• [Provided data]
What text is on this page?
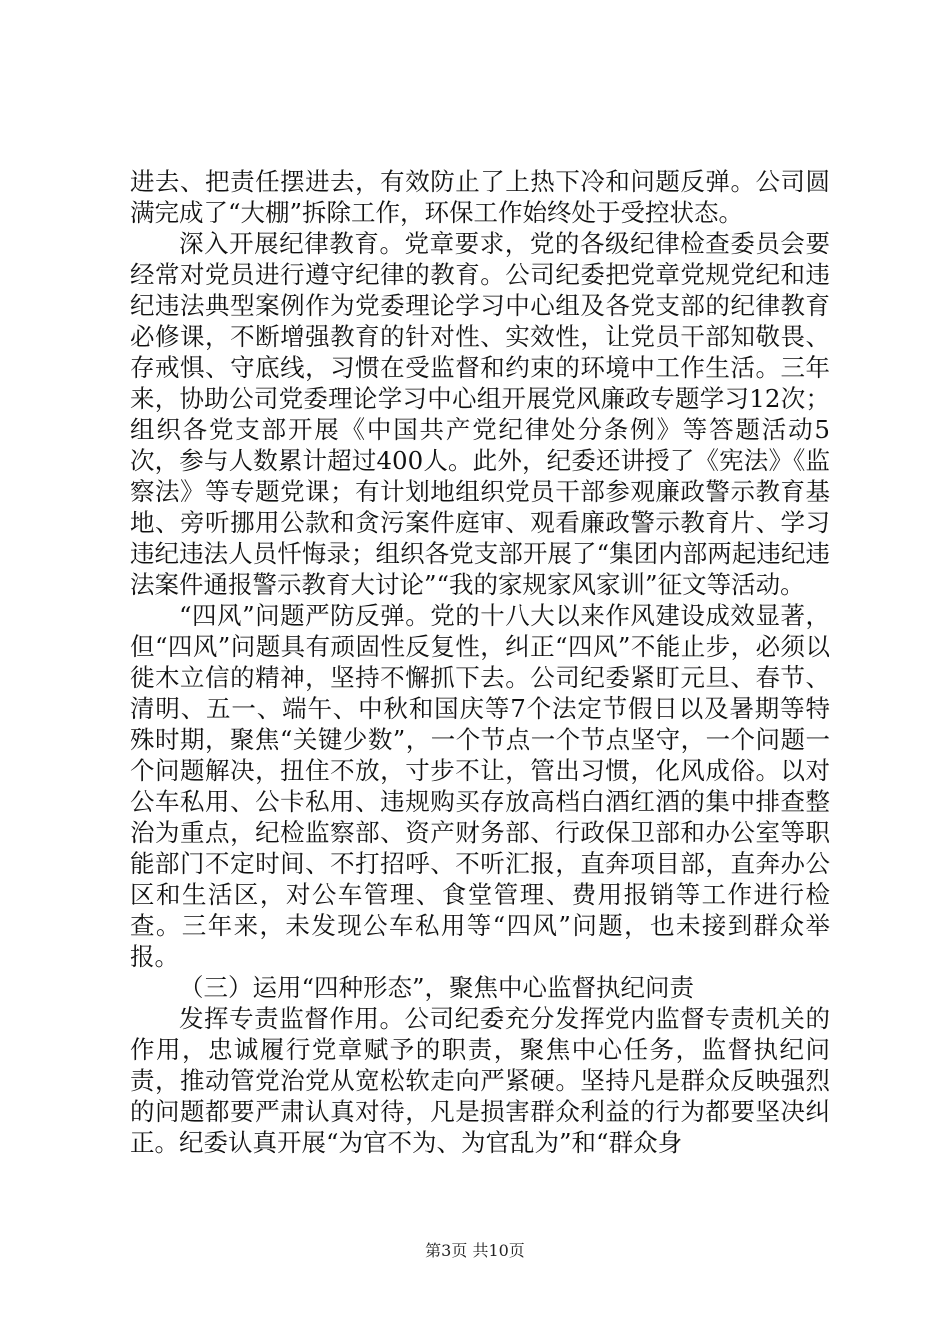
进去、把责任摆进去，有效防止了上热下冷和问题反弹。公司圆满完成了“大棚”拆除工作，环保工作始终处于受控状态。

深入开展纪律教育。党章要求，党的各级纪律检查委员会要经常对党员进行遵守纪律的教育。公司纪委把党章党规党纪和违纪违法典型案例作为党委理论学习中心组及各党支部的纪律教育必修课，不断增强教育的针对性、实效性，让党员干部知敬畏、存戒惧、守底线，习惯在受监督和约束的环境中工作生活。三年来，协助公司党委理论学习中心组开展党风廉政专题学习12次；组织各党支部开展《中国共产党纪律处分条例》等答题活动5次，参与人数累计超过400人。此外，纪委还讲授了《宪法》《监察法》等专题党课；有计划地组织党员干部参观廉政警示教育基地、旁听挪用公款和贪污案件庭审、观看廉政警示教育片、学习违纪违法人员忏悔录；组织各党支部开展了“集团内部两起违纪违法案件通报警示教育大讨论”“我的家规家风家训”征文等活动。

“四风”问题严防反弹。党的十八大以来作风建设成效显著，但“四风”问题具有顽固性反复性，纠正“四风”不能止步，必须以徙木立信的精神，坚持不懈抓下去。公司纪委紧盯元旦、春节、清明、五一、端午、中秋和国庆等7个法定节假日以及暑期等特殊时期，聚焦“关键少数”，一个节点一个节点坚守，一个问题一个问题解决，扭住不放，寸步不让，管出习惯，化风成俗。以对公车私用、公卡私用、违规购买存放高档白酒红酒的集中排查整治为重点，纪检监察部、资产财务部、行政保卫部和办公室等职能部门不定时间、不打招呼、不听汇报，直奔项目部，直奔办公区和生活区，对公车管理、食堂管理、费用报销等工作进行检查。三年来，未发现公车私用等“四风”问题，也未接到群众举报。

（三）运用“四种形态”，聚焦中心监督执纪问责

发挥专责监督作用。公司纪委充分发挥党内监督专责机关的作用，忠诚履行党章赋予的职责，聚焦中心任务，监督执纪问责，推动管党治党从宽松软走向严紧硬。坚持凡是群众反映强烈的问题都要严肃认真对待，凡是损害群众利益的行为都要坚决纠正。纪委认真开展“为官不为、为官乱为”和“群众身

第3页 共10页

• [Do this] Leave out the pictures and give the rest of the records again exactly.

• [Result of this task]
What text is on this page?
进去、把责任摆进去，有效防止了上热下冷和问题反弹。公司圆满完成了“大棚”拆除工作，环保工作始终处于受控状态。

深入开展纪律教育。党章要求，党的各级纪律检查委员会要经常对党员进行遵守纪律的教育。公司纪委把党章党规党纪和违纪违法典型案例作为党委理论学习中心组及各党支部的纪律教育必修课，不断增强教育的针对性、实效性，让党员干部知敬畏、存戒惧、守底线，习惯在受监督和约束的环境中工作生活。三年来，协助公司党委理论学习中心组开展党风廉政专题学习12次；组织各党支部开展《中国共产党纪律处分条例》等答题活动5次，参与人数累计超过400人。此外，纪委还讲授了《宪法》《监察法》等专题党课；有计划地组织党员干部参观廉政警示教育基地、旁听挪用公款和贪污案件庭审、观看廉政警示教育片、学习违纪违法人员忏悔录；组织各党支部开展了“集团内部两起违纪违法案件通报警示教育大讨论”“我的家规家风家训”征文等活动。

“四风”问题严防反弹。党的十八大以来作风建设成效显著，但“四风”问题具有顽固性反复性，纠正“四风”不能止步，必须以徙木立信的精神，坚持不懈抓下去。公司纪委紧盯元旦、春节、清明、五一、端午、中秋和国庆等7个法定节假日以及暑期等特殊时期，聚焦“关键少数”，一个节点一个节点坚守，一个问题一个问题解决，扭住不放，寸步不让，管出习惯，化风成俗。以对公车私用、公卡私用、违规购买存放高档白酒红酒的集中排查整治为重点，纪检监察部、资产财务部、行政保卫部和办公室等职能部门不定时间、不打招呼、不听汇报，直奔项目部，直奔办公区和生活区，对公车管理、食堂管理、费用报销等工作进行检查。三年来，未发现公车私用等“四风”问题，也未接到群众举报。

（三）运用“四种形态”，聚焦中心监督执纪问责

发挥专责监督作用。公司纪委充分发挥党内监督专责机关的作用，忠诚履行党章赋予的职责，聚焦中心任务，监督执纪问责，推动管党治党从宽松软走向严紧硬。坚持凡是群众反映强烈的问题都要严肃认真对待，凡是损害群众利益的行为都要坚决纠正。纪委认真开展“为官不为、为官乱为”和“群众身

第3页 共10页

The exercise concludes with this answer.